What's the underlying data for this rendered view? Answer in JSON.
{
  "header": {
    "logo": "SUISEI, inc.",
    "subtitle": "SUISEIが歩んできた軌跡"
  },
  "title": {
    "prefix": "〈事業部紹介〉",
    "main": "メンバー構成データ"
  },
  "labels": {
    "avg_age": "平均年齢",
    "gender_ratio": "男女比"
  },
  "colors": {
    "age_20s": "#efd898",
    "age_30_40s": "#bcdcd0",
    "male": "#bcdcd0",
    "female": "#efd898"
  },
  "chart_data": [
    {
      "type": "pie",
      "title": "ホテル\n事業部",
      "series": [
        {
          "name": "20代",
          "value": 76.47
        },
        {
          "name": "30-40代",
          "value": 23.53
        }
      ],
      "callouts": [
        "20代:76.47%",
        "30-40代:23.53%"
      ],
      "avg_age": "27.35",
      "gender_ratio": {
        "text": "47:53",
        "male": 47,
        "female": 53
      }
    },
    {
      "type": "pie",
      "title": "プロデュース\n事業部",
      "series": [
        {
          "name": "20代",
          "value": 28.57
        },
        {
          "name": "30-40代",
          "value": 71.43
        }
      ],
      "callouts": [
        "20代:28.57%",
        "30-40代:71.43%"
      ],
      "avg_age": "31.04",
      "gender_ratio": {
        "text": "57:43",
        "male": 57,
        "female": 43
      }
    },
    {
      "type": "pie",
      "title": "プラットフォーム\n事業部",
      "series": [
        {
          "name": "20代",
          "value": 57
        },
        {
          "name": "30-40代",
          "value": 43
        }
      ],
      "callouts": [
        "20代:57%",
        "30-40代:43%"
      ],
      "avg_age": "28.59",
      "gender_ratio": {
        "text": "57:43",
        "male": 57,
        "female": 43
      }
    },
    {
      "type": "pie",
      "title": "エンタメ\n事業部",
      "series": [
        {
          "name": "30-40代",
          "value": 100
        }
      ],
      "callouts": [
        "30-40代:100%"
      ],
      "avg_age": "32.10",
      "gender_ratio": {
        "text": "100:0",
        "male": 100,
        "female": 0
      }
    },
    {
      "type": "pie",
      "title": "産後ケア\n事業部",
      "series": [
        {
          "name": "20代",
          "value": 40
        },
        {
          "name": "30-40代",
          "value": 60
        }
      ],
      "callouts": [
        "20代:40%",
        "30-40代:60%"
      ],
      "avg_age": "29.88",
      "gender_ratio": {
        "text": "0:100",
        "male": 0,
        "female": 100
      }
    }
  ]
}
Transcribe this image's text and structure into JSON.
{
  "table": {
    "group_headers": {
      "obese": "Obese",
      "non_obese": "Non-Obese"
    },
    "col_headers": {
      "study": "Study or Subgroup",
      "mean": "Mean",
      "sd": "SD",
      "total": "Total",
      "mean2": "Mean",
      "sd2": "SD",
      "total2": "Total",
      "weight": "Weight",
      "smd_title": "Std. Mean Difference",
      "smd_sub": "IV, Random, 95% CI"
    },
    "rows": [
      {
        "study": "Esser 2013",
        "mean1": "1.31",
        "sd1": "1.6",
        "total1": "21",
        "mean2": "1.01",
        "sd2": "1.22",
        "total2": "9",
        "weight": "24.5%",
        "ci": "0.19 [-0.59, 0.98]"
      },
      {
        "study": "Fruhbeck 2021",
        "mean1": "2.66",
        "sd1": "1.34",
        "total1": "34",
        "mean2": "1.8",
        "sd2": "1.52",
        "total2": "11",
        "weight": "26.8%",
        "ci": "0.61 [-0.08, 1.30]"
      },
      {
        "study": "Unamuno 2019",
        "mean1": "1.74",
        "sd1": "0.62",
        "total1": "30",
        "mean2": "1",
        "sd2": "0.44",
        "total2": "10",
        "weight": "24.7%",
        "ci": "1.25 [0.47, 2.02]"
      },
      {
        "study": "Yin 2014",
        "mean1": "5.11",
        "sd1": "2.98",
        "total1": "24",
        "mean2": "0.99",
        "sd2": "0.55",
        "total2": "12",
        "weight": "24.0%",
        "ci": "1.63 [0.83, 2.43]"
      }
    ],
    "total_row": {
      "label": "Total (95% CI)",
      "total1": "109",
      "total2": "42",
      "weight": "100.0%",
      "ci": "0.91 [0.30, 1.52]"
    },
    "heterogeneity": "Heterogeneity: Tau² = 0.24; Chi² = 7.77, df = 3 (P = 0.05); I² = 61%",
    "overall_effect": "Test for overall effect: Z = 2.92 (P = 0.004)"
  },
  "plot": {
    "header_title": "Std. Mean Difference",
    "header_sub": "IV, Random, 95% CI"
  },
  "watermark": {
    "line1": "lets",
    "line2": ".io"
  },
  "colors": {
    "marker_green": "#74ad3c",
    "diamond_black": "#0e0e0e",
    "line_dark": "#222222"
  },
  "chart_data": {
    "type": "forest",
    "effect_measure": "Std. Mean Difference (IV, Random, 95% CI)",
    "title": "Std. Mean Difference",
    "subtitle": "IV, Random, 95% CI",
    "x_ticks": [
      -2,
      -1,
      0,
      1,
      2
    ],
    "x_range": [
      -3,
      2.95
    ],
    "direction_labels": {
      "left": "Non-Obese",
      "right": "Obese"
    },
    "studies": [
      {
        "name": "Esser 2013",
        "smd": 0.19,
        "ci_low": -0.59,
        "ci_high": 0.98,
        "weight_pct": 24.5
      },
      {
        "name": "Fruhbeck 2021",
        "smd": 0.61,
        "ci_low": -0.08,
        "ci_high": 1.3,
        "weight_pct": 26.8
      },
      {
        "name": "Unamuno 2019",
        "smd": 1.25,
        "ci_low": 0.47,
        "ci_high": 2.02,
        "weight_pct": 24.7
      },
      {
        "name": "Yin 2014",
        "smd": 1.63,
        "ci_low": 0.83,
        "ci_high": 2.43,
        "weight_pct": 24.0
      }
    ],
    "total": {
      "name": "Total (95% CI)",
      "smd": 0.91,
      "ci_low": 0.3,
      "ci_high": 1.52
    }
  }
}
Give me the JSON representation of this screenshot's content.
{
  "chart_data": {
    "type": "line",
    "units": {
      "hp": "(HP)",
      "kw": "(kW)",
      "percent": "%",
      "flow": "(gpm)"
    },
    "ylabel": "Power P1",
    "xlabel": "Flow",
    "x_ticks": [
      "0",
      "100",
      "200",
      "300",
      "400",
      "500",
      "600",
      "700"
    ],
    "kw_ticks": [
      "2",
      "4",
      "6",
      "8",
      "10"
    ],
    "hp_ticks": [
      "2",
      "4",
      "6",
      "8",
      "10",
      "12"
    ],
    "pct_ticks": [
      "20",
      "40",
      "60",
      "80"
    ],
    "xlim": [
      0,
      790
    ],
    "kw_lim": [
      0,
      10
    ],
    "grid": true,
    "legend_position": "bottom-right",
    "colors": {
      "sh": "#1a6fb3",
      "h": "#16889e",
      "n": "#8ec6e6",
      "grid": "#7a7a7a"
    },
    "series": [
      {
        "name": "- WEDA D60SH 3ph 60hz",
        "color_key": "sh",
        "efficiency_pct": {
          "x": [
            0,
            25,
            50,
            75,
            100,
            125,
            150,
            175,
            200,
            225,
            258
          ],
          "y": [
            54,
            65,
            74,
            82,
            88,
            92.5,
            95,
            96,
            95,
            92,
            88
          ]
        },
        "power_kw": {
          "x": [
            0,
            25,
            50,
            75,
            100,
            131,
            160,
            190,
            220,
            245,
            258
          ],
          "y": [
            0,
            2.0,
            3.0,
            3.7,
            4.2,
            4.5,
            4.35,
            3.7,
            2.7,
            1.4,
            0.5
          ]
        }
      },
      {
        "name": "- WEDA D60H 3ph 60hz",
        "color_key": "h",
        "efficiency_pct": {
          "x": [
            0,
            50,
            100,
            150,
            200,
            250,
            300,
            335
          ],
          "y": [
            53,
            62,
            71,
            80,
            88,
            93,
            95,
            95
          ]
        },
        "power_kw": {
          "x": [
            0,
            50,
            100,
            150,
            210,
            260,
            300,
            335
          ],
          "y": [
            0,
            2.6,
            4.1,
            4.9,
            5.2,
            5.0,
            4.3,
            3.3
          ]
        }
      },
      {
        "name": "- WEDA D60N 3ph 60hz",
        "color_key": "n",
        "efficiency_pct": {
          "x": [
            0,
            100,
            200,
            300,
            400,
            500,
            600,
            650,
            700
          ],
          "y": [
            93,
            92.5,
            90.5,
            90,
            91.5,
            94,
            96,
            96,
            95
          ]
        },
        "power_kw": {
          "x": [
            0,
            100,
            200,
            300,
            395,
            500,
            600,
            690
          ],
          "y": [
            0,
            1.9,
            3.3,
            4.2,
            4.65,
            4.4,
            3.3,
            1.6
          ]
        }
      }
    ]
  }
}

....................

Challenge:
Find the word "WEDA" in the entries, and copy every line it shows up in.

Worked solution:
        "name": "- WEDA D60SH 3ph 60hz",
        "name": "- WEDA D60H 3ph 60hz",
        "name": "- WEDA D60N 3ph 60hz",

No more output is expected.